## DO THIS
Each line containing the word "area" should be found and copied.

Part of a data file
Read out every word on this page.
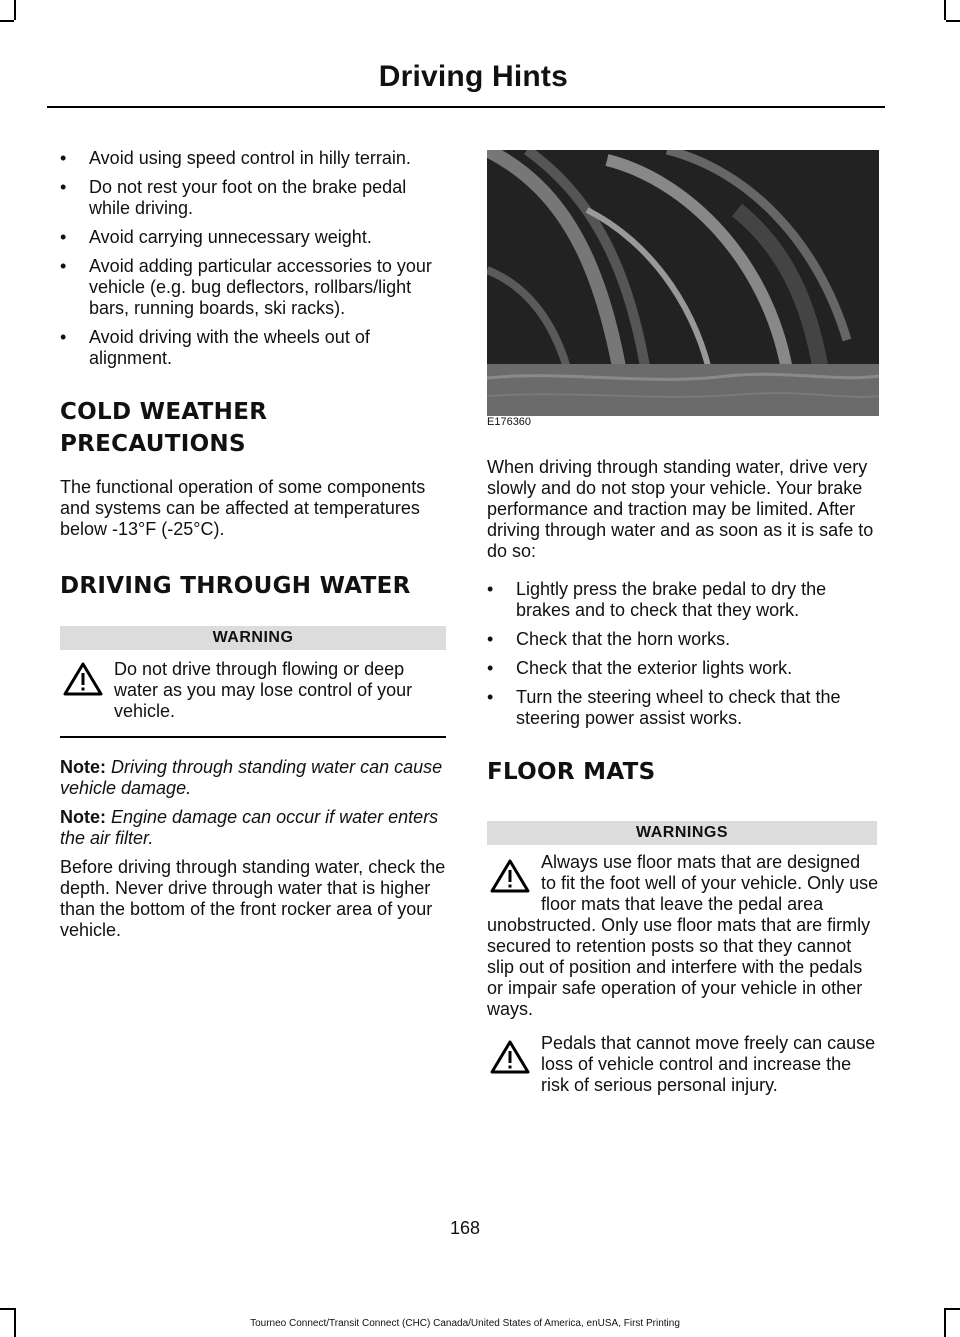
Driving Hints
• Avoid using speed control in hilly terrain.
• Do not rest your foot on the brake pedal while driving.
• Avoid carrying unnecessary weight.
• Avoid adding particular accessories to your vehicle (e.g. bug deflectors, rollbars/light bars, running boards, ski racks).
• Avoid driving with the wheels out of alignment.
COLD WEATHER
PRECAUTIONS

The functional operation of some components and systems can be affected at temperatures below -13°F (-25°C).

DRIVING THROUGH WATER
WARNING
Do not drive through flowing or deep water as you may lose control of your vehicle.

Note: Driving through standing water can cause vehicle damage.

Note: Engine damage can occur if water enters the air filter.

Before driving through standing water, check the depth. Never drive through water that is higher than the bottom of the front rocker area of your vehicle.

E176360

When driving through standing water, drive very slowly and do not stop your vehicle. Your brake performance and traction may be limited. After driving through water and as soon as it is safe to do so:

• Lightly press the brake pedal to dry the brakes and to check that they work.
• Check that the horn works.
• Check that the exterior lights work.
• Turn the steering wheel to check that the steering power assist works.
FLOOR MATS
WARNINGS
Always use floor mats that are designed to fit the foot well of your vehicle. Only use floor mats that leave the pedal area unobstructed. Only use floor mats that are firmly secured to retention posts so that they cannot slip out of position and interfere with the pedals or impair safe operation of your vehicle in other ways.
Pedals that cannot move freely can cause loss of vehicle control and increase the risk of serious personal injury.
168
Tourneo Connect/Transit Connect (CHC) Canada/United States of America, enUSA, First Printing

## COMPLETE OUTPUT
Before driving through standing water, check the depth. Never drive through water that is higher than the bottom of the front rocker area of your vehicle.
Always use floor mats that are designed to fit the foot well of your vehicle. Only use floor mats that leave the pedal area unobstructed. Only use floor mats that are firmly secured to retention posts so that they cannot slip out of position and interfere with the pedals or impair safe operation of your vehicle in other ways.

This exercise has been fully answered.